===== The input =====

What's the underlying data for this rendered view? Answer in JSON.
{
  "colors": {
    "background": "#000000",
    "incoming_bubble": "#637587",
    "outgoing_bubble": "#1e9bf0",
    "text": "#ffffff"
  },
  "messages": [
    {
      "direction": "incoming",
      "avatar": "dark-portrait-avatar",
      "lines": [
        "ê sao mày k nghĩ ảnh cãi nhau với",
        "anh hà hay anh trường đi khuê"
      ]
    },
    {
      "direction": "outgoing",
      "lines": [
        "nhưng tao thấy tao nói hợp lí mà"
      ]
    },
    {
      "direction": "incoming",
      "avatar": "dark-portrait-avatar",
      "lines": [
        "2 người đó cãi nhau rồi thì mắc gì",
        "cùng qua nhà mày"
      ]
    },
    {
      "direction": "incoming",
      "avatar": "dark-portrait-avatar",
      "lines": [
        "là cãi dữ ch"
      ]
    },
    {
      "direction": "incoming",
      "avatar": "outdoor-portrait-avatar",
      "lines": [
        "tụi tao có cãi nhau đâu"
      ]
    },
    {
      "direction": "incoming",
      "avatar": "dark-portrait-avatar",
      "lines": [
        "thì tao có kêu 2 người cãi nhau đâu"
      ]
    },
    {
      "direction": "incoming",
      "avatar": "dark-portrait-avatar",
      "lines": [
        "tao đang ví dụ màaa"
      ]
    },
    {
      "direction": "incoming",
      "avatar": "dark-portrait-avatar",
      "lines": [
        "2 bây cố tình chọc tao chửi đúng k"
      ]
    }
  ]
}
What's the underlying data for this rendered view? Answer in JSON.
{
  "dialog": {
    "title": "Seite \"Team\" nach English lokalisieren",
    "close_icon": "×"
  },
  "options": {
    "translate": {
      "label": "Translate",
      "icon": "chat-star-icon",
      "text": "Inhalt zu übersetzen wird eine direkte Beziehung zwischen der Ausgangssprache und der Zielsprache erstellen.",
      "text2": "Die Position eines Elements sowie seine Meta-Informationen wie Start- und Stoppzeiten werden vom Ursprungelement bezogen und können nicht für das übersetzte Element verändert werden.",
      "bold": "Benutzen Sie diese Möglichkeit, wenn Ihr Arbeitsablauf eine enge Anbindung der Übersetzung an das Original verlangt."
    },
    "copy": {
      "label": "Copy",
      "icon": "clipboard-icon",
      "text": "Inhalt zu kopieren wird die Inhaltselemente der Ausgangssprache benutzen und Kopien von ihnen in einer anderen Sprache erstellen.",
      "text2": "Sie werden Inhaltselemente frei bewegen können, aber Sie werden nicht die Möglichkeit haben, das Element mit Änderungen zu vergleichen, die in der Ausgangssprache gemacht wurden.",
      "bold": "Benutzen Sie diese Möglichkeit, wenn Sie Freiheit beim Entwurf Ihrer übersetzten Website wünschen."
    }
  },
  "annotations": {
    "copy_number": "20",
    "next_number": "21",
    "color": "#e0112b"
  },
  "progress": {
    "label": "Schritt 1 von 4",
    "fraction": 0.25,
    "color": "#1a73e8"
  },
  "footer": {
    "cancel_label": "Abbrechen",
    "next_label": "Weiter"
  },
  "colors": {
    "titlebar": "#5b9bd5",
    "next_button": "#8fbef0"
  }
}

=====

## Written instruction
Copy all lines from the data that hold the word "diese".

## Output for this task
      "bold": "Benutzen Sie diese Möglichkeit, wenn Ihr Arbeitsablauf eine enge Anbindung der Übersetzung an das Original verlangt."
      "bold": "Benutzen Sie diese Möglichkeit, wenn Sie Freiheit beim Entwurf Ihrer übersetzten Website wünschen."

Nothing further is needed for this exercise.